WORK TO DO - In the copy, keep every record exact and leave out all images.

(Stored data)
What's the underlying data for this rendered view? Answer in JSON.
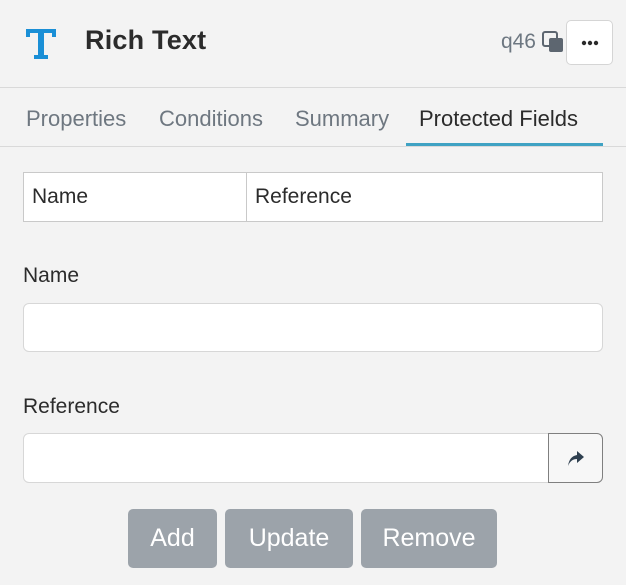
{
  "header": {
    "title": "Rich Text",
    "question_id": "q46",
    "type_icon": "text-type-icon",
    "copy_icon": "copy-icon",
    "more_icon": "ellipsis-icon"
  },
  "tabs": [
    {
      "label": "Properties",
      "active": false
    },
    {
      "label": "Conditions",
      "active": false
    },
    {
      "label": "Summary",
      "active": false
    },
    {
      "label": "Protected Fields",
      "active": true
    }
  ],
  "table": {
    "columns": [
      "Name",
      "Reference"
    ]
  },
  "form": {
    "name_label": "Name",
    "name_value": "",
    "reference_label": "Reference",
    "reference_value": "",
    "reference_button_icon": "arrow-link-icon"
  },
  "buttons": {
    "add": "Add",
    "update": "Update",
    "remove": "Remove"
  },
  "colors": {
    "accent": "#3fa2c3",
    "icon_blue": "#1a8fd6",
    "disabled_button": "#9ca3aa",
    "background": "#f3f3f3"
  }
}
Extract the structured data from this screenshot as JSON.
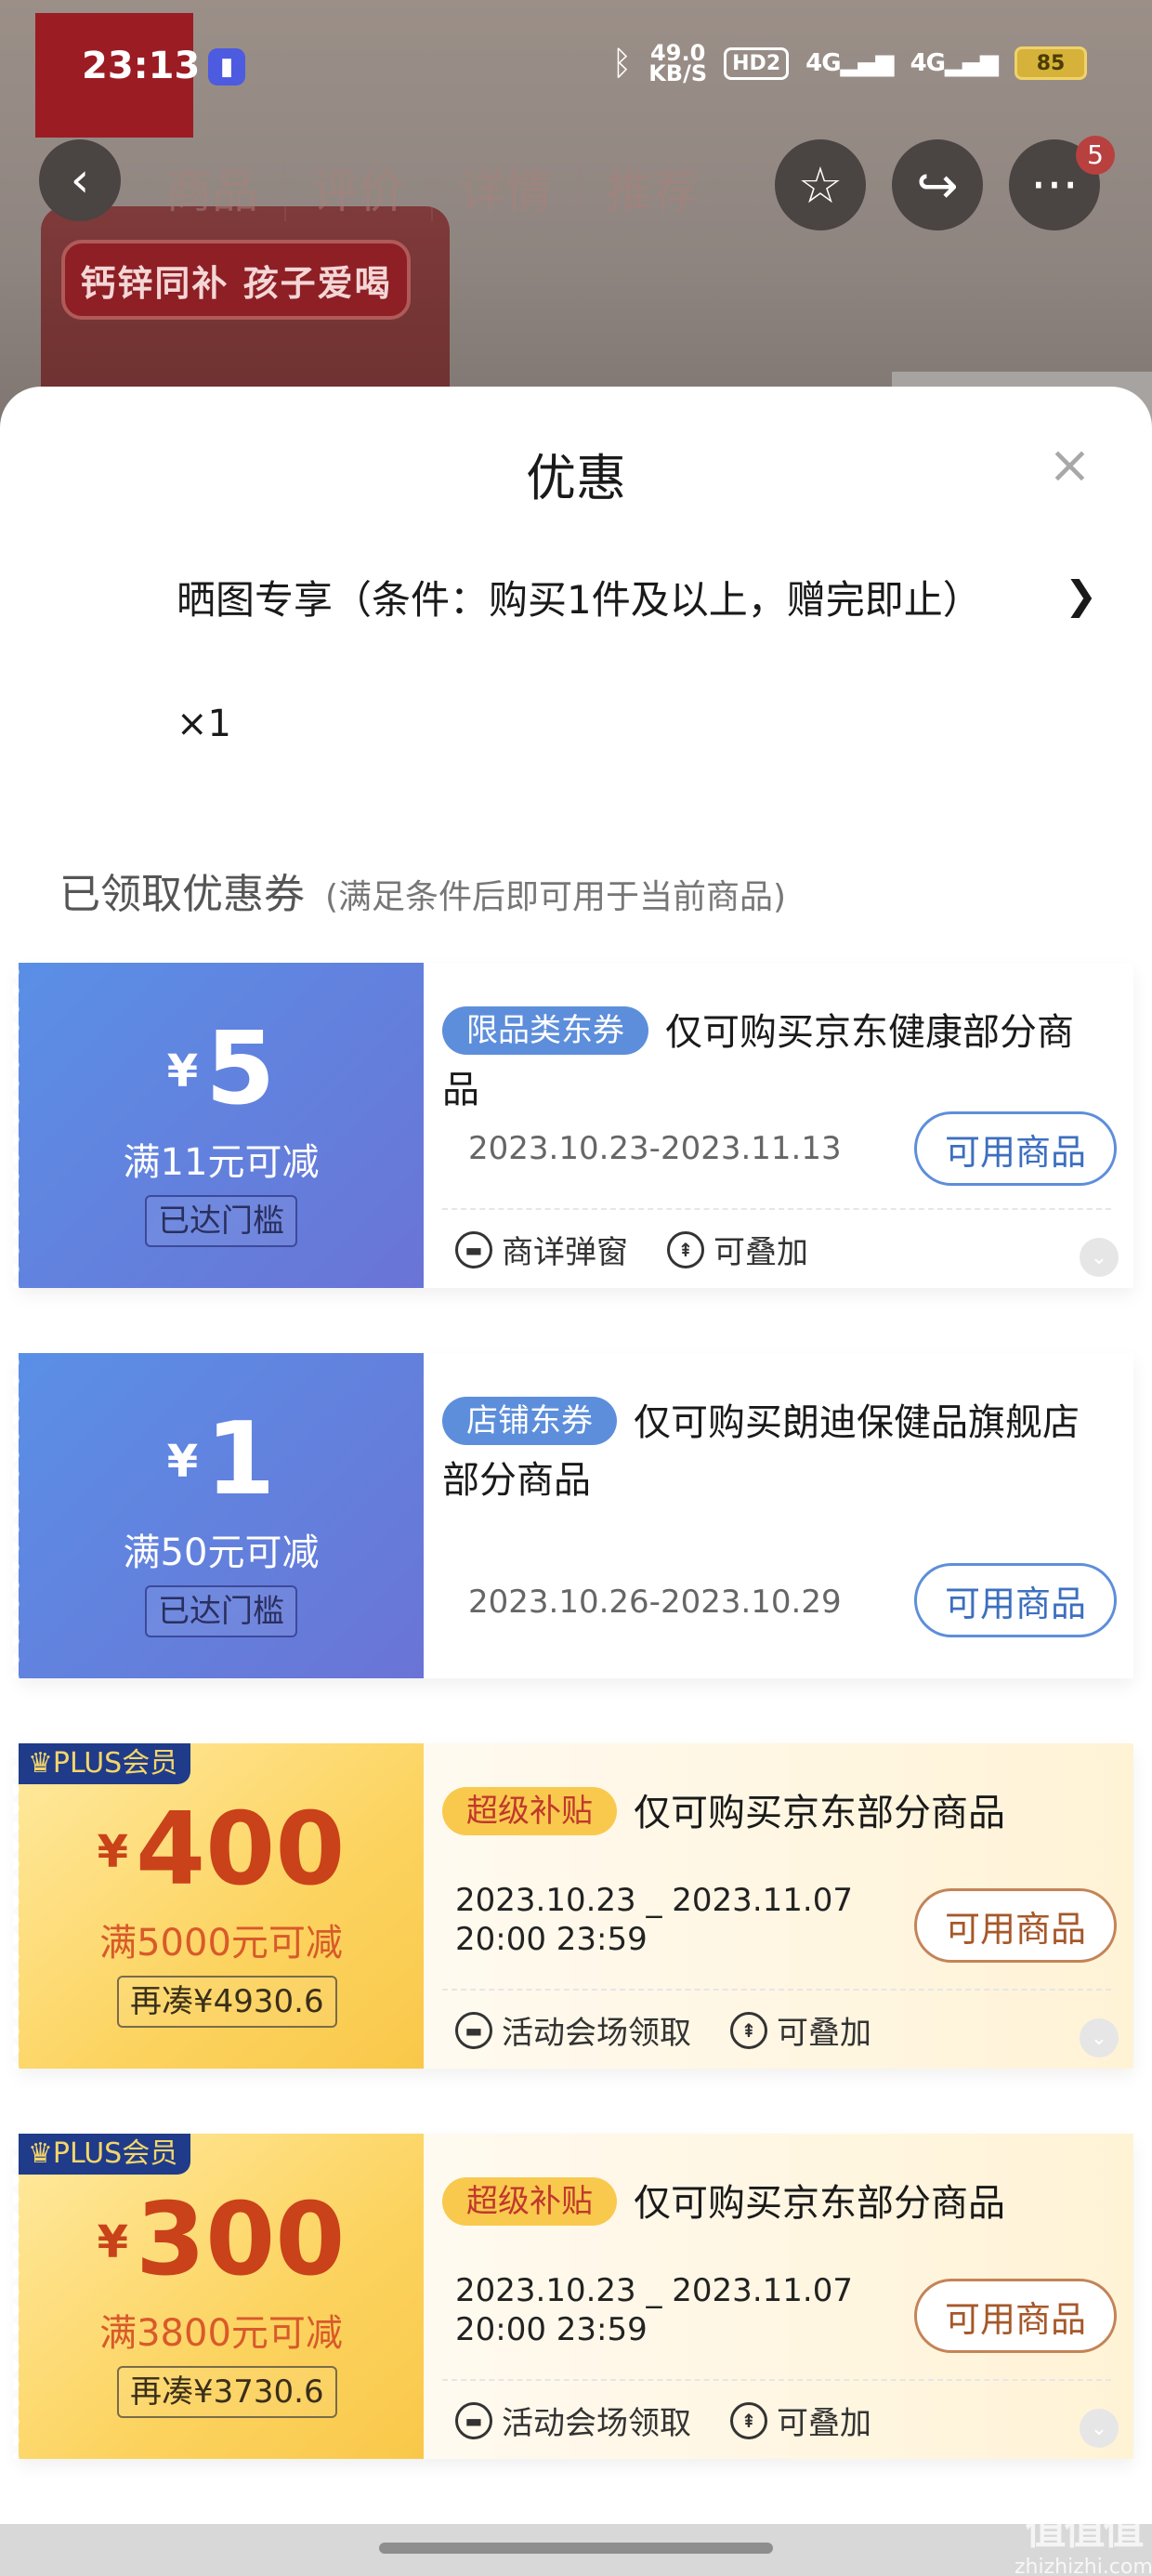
{
  "status_bar": {
    "time": "23:13",
    "speed_value": "49.0",
    "speed_unit": "KB/S",
    "hd_label": "HD2",
    "signal1": "4G",
    "signal2": "4G",
    "battery": "85"
  },
  "nav": {
    "tabs": [
      "商品",
      "评价",
      "详情",
      "推荐"
    ],
    "badge_count": "5"
  },
  "background_product": {
    "pill_text": "钙锌同补 孩子爱喝"
  },
  "sheet": {
    "title": "优惠",
    "close_icon": "×",
    "gift": {
      "text": "晒图专享（条件：购买1件及以上，赠完即止）",
      "qty": "×1"
    },
    "section": {
      "title": "已领取优惠券",
      "subtitle": "(满足条件后即可用于当前商品)"
    }
  },
  "coupons": [
    {
      "yen": "¥",
      "amount": "5",
      "condition": "满11元可减",
      "tag": "已达门槛",
      "label": "限品类东券",
      "desc": "仅可购买京东健康部分商品",
      "date": "2023.10.23-2023.11.13",
      "button": "可用商品",
      "features": [
        "商详弹窗",
        "可叠加"
      ]
    },
    {
      "yen": "¥",
      "amount": "1",
      "condition": "满50元可减",
      "tag": "已达门槛",
      "label": "店铺东券",
      "desc": "仅可购买朗迪保健品旗舰店部分商品",
      "date": "2023.10.26-2023.10.29",
      "button": "可用商品",
      "features": []
    },
    {
      "plus": "PLUS会员",
      "yen": "¥",
      "amount": "400",
      "condition": "满5000元可减",
      "tag": "再凑¥4930.6",
      "label": "超级补贴",
      "desc": "仅可购买京东部分商品",
      "date_line1": "2023.10.23 _ 2023.11.07",
      "date_line2": "20:00 23:59",
      "button": "可用商品",
      "features": [
        "活动会场领取",
        "可叠加"
      ]
    },
    {
      "plus": "PLUS会员",
      "yen": "¥",
      "amount": "300",
      "condition": "满3800元可减",
      "tag": "再凑¥3730.6",
      "label": "超级补贴",
      "desc": "仅可购买京东部分商品",
      "date_line1": "2023.10.23 _ 2023.11.07",
      "date_line2": "20:00 23:59",
      "button": "可用商品",
      "features": [
        "活动会场领取",
        "可叠加"
      ]
    }
  ],
  "watermark": {
    "big": "值值值",
    "small": "zhizhizhi.com"
  },
  "colors": {
    "blue_coupon": "#5a8fe6",
    "gold_coupon": "#fcd35f",
    "accent_red": "#c9421a"
  }
}
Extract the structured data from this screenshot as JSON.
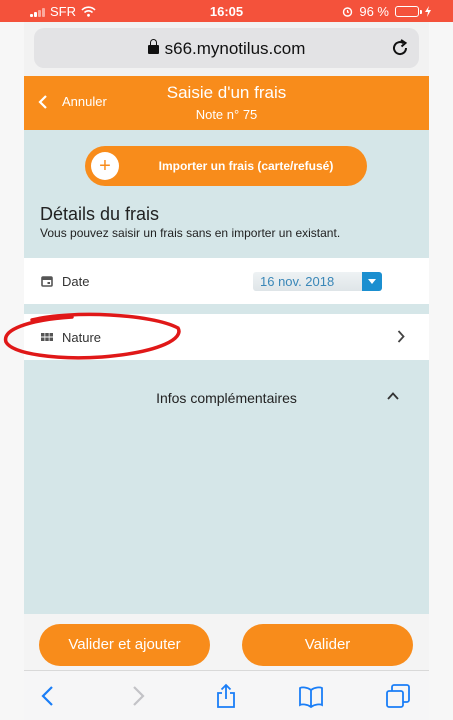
{
  "status_bar": {
    "carrier": "SFR",
    "time": "16:05",
    "battery_text": "96 %",
    "battery_level": 0.96,
    "accent_color": "#f4523b"
  },
  "browser": {
    "url": "s66.mynotilus.com",
    "icons": [
      "lock-icon",
      "reload-icon"
    ]
  },
  "header": {
    "back_label": "Annuler",
    "title": "Saisie d'un frais",
    "subtitle": "Note n° 75",
    "color": "#f88c1b"
  },
  "import_button": {
    "icon": "plus",
    "label": "Importer un frais (carte/refusé)"
  },
  "details": {
    "title": "Détails du frais",
    "subtitle": "Vous pouvez saisir un frais sans en importer un existant."
  },
  "fields": {
    "date": {
      "icon": "calendar-icon",
      "label": "Date",
      "value": "16 nov. 2018"
    },
    "nature": {
      "icon": "grid-icon",
      "label": "Nature"
    }
  },
  "infos": {
    "label": "Infos complémentaires"
  },
  "footer": {
    "add_label": "Valider et ajouter",
    "ok_label": "Valider"
  },
  "toolbar": {
    "icons": [
      "back-icon",
      "forward-icon",
      "share-icon",
      "bookmarks-icon",
      "tabs-icon"
    ]
  },
  "colors": {
    "page_bg": "#d5e6e8",
    "link_blue": "#1b8fd0",
    "annotation_red": "#e01818"
  }
}
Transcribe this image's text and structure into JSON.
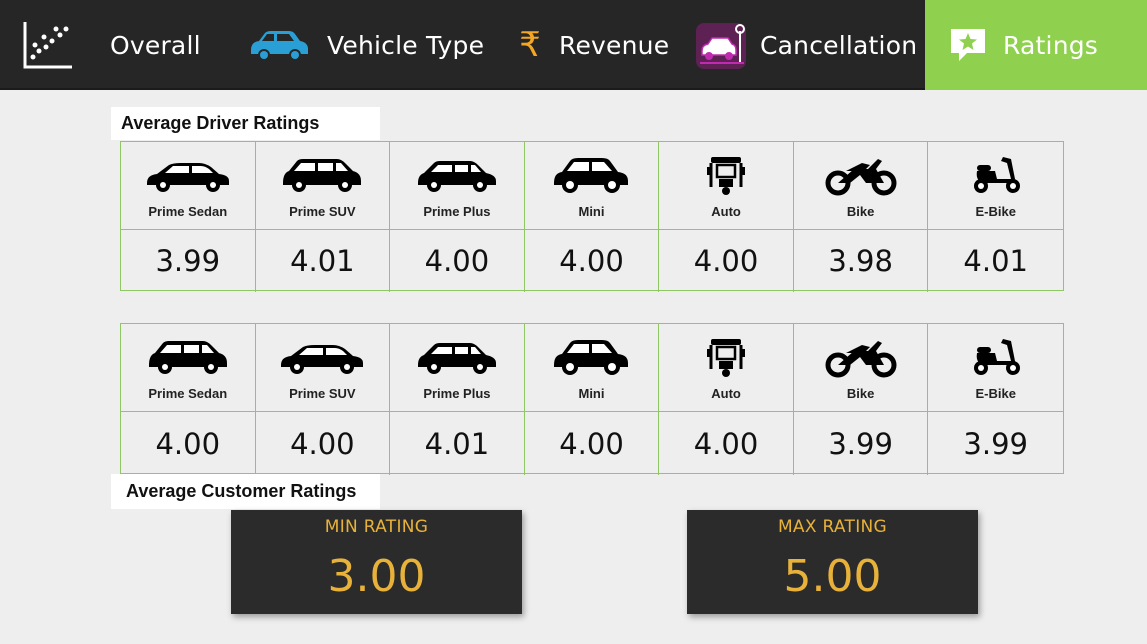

RESPONSE FOR THIS EXERCISE -
What's the underlying data for this rendered view? Answer in JSON.
{
  "header": {
    "title": "Rich Text",
    "question_id": "q46",
    "type_icon": "text-type-icon",
    "copy_icon": "copy-icon",
    "more_icon": "ellipsis-icon"
  },
  "tabs": [
    {
      "label": "Properties",
      "active": false
    },
    {
      "label": "Conditions",
      "active": false
    },
    {
      "label": "Summary",
      "active": false
    },
    {
      "label": "Protected Fields",
      "active": true
    }
  ],
  "table": {
    "columns": [
      "Name",
      "Reference"
    ]
  },
  "form": {
    "name_label": "Name",
    "name_value": "",
    "reference_label": "Reference",
    "reference_value": "",
    "reference_button_icon": "arrow-link-icon"
  },
  "buttons": {
    "add": "Add",
    "update": "Update",
    "remove": "Remove"
  },
  "colors": {
    "accent": "#3fa2c3",
    "icon_blue": "#1a8fd6",
    "disabled_button": "#9ca3aa",
    "background": "#f3f3f3"
  }
}
Extract the structured data from this screenshot as JSON.
{
  "status_bar": {
    "time": "23:13",
    "speed_value": "49.0",
    "speed_unit": "KB/S",
    "hd_label": "HD2",
    "signal1": "4G",
    "signal2": "4G",
    "battery": "85"
  },
  "nav": {
    "tabs": [
      "商品",
      "评价",
      "详情",
      "推荐"
    ],
    "badge_count": "5"
  },
  "background_product": {
    "pill_text": "钙锌同补 孩子爱喝"
  },
  "sheet": {
    "title": "优惠",
    "close_icon": "×",
    "gift": {
      "text": "晒图专享（条件：购买1件及以上，赠完即止）",
      "qty": "×1"
    },
    "section": {
      "title": "已领取优惠券",
      "subtitle": "(满足条件后即可用于当前商品)"
    }
  },
  "coupons": [
    {
      "yen": "¥",
      "amount": "5",
      "condition": "满11元可减",
      "tag": "已达门槛",
      "label": "限品类东券",
      "desc": "仅可购买京东健康部分商品",
      "date": "2023.10.23-2023.11.13",
      "button": "可用商品",
      "features": [
        "商详弹窗",
        "可叠加"
      ]
    },
    {
      "yen": "¥",
      "amount": "1",
      "condition": "满50元可减",
      "tag": "已达门槛",
      "label": "店铺东券",
      "desc": "仅可购买朗迪保健品旗舰店部分商品",
      "date": "2023.10.26-2023.10.29",
      "button": "可用商品",
      "features": []
    },
    {
      "plus": "PLUS会员",
      "yen": "¥",
      "amount": "400",
      "condition": "满5000元可减",
      "tag": "再凑¥4930.6",
      "label": "超级补贴",
      "desc": "仅可购买京东部分商品",
      "date_line1": "2023.10.23 _ 2023.11.07",
      "date_line2": "20:00 23:59",
      "button": "可用商品",
      "features": [
        "活动会场领取",
        "可叠加"
      ]
    },
    {
      "plus": "PLUS会员",
      "yen": "¥",
      "amount": "300",
      "condition": "满3800元可减",
      "tag": "再凑¥3730.6",
      "label": "超级补贴",
      "desc": "仅可购买京东部分商品",
      "date_line1": "2023.10.23 _ 2023.11.07",
      "date_line2": "20:00 23:59",
      "button": "可用商品",
      "features": [
        "活动会场领取",
        "可叠加"
      ]
    }
  ],
  "watermark": {
    "big": "值值值",
    "small": "zhizhizhi.com"
  },
  "colors": {
    "blue_coupon": "#5a8fe6",
    "gold_coupon": "#fcd35f",
    "accent_red": "#c9421a"
  }
}
Extract the structured data from this screenshot as JSON.
{
  "status_bar": {
    "carrier": "SFR",
    "time": "16:05",
    "battery_text": "96 %",
    "battery_level": 0.96,
    "accent_color": "#f4523b"
  },
  "browser": {
    "url": "s66.mynotilus.com",
    "icons": [
      "lock-icon",
      "reload-icon"
    ]
  },
  "header": {
    "back_label": "Annuler",
    "title": "Saisie d'un frais",
    "subtitle": "Note n° 75",
    "color": "#f88c1b"
  },
  "import_button": {
    "icon": "plus",
    "label": "Importer un frais (carte/refusé)"
  },
  "details": {
    "title": "Détails du frais",
    "subtitle": "Vous pouvez saisir un frais sans en importer un existant."
  },
  "fields": {
    "date": {
      "icon": "calendar-icon",
      "label": "Date",
      "value": "16 nov. 2018"
    },
    "nature": {
      "icon": "grid-icon",
      "label": "Nature"
    }
  },
  "infos": {
    "label": "Infos complémentaires"
  },
  "footer": {
    "add_label": "Valider et ajouter",
    "ok_label": "Valider"
  },
  "toolbar": {
    "icons": [
      "back-icon",
      "forward-icon",
      "share-icon",
      "bookmarks-icon",
      "tabs-icon"
    ]
  },
  "colors": {
    "page_bg": "#d5e6e8",
    "link_blue": "#1b8fd0",
    "annotation_red": "#e01818"
  }
}
Transcribe this image's text and structure into JSON.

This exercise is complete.